*GIVEN RECORDS*
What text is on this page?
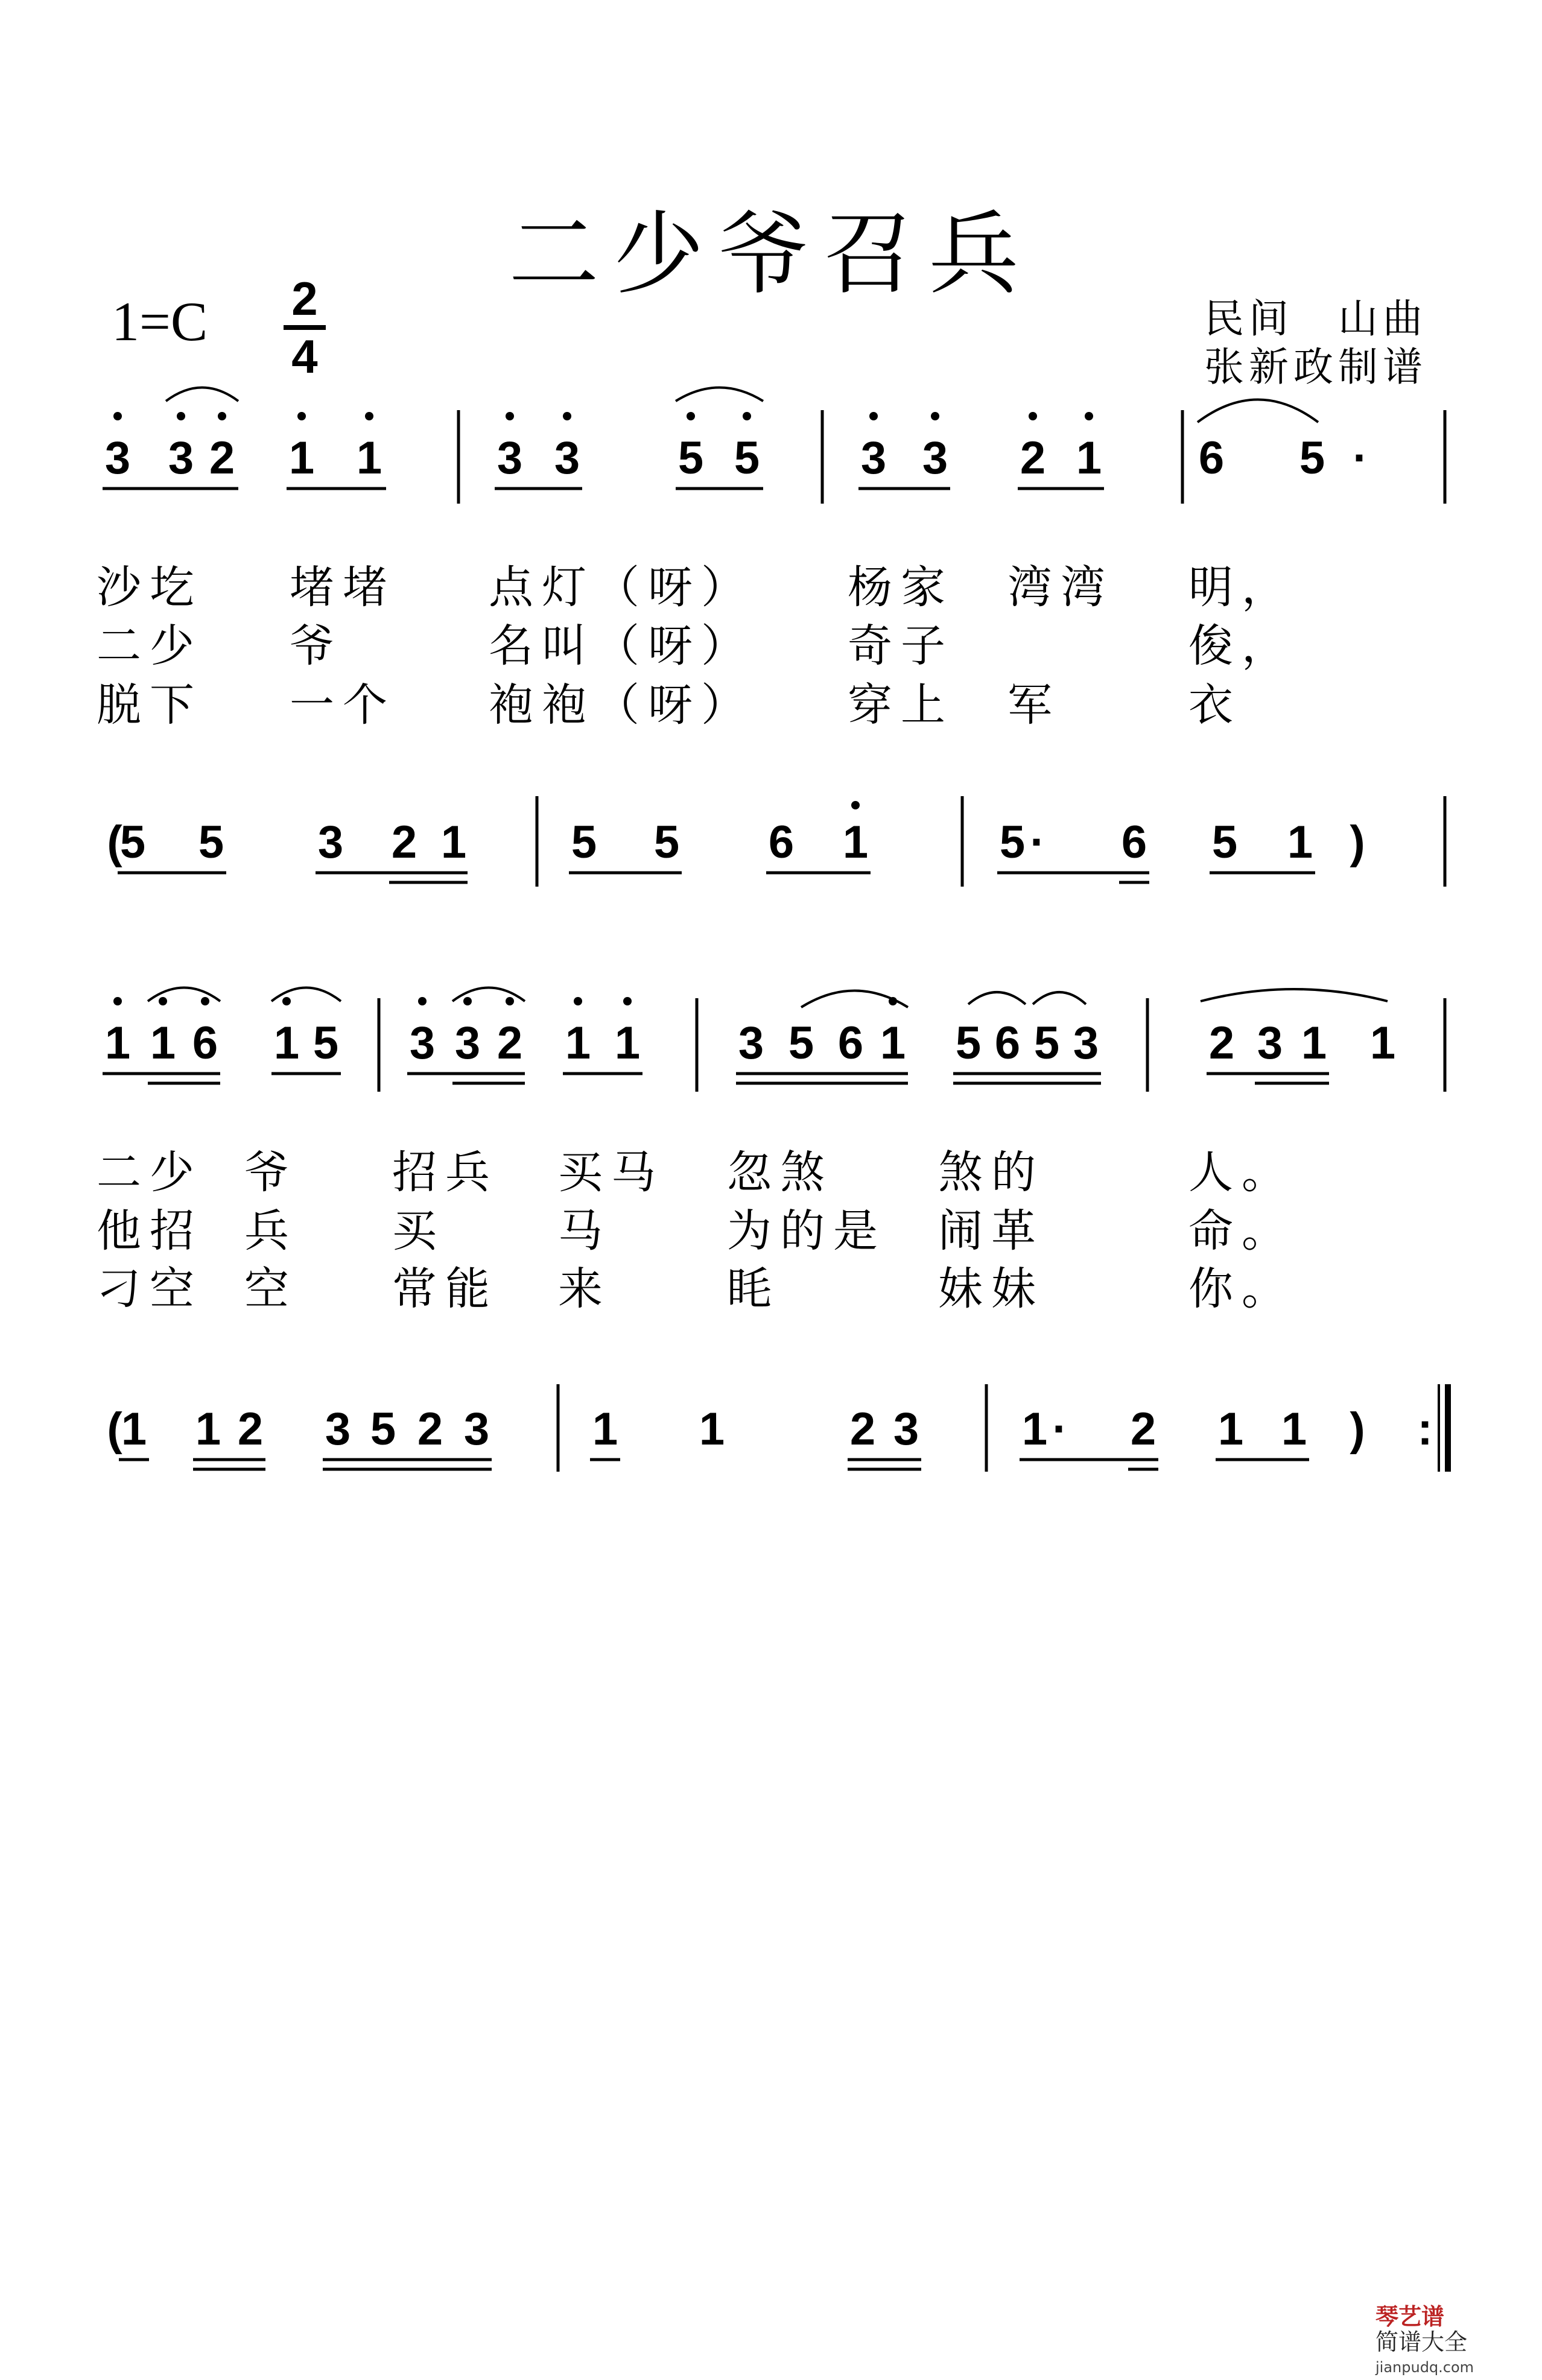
二少爷召兵
1=C 2
4
民间　山曲
张新政制谱
3 3 2 1 1	3 3 5 5 3 3 2 1 6 5 ·
(
5 5 3 2 1 5 5 6 1	5 · 6 5 1 )
1 1 6 1 5 3 3 2 1 1 3 5 6 1 5 6 5 3 2 3 1 1
(
1 1 2 3 5 2 3 1 1	2 3 1 · 2 1 1 ) :
沙圪 堵堵 点灯（呀） 杨家 湾湾 明，
二少 爷	名叫（呀） 奇子	俊，
脱下 一个 袍袍（呀） 穿上 军	衣
二少 爷 招兵 买马 忽煞 煞的	人。
他招 兵 买	马	为的是 闹革	命。
刁空 空 常能 来	眊	妹妹	你。
琴艺谱
简谱大全
jianpudq.com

*OBJECTIVE*
Write out all the entries word for word, but skip any images.

*RESPONSE TO THE EXERCISE*
What text is on this page?
二少爷召兵
1=C 2
4
民间　山曲
张新政制谱
3 3 2 1 1	3 3 5 5 3 3 2 1 6 5 ·
(
5 5 3 2 1 5 5 6 1	5 · 6 5 1 )
1 1 6 1 5 3 3 2 1 1 3 5 6 1 5 6 5 3 2 3 1 1
(
1 1 2 3 5 2 3 1 1	2 3 1 · 2 1 1 ) :
沙圪 堵堵 点灯（呀） 杨家 湾湾 明，
二少 爷	名叫（呀） 奇子	俊，
脱下 一个 袍袍（呀） 穿上 军	衣
二少 爷 招兵 买马 忽煞 煞的	人。
他招 兵 买	马	为的是 闹革	命。
刁空 空 常能 来	眊	妹妹	你。
琴艺谱
简谱大全
jianpudq.com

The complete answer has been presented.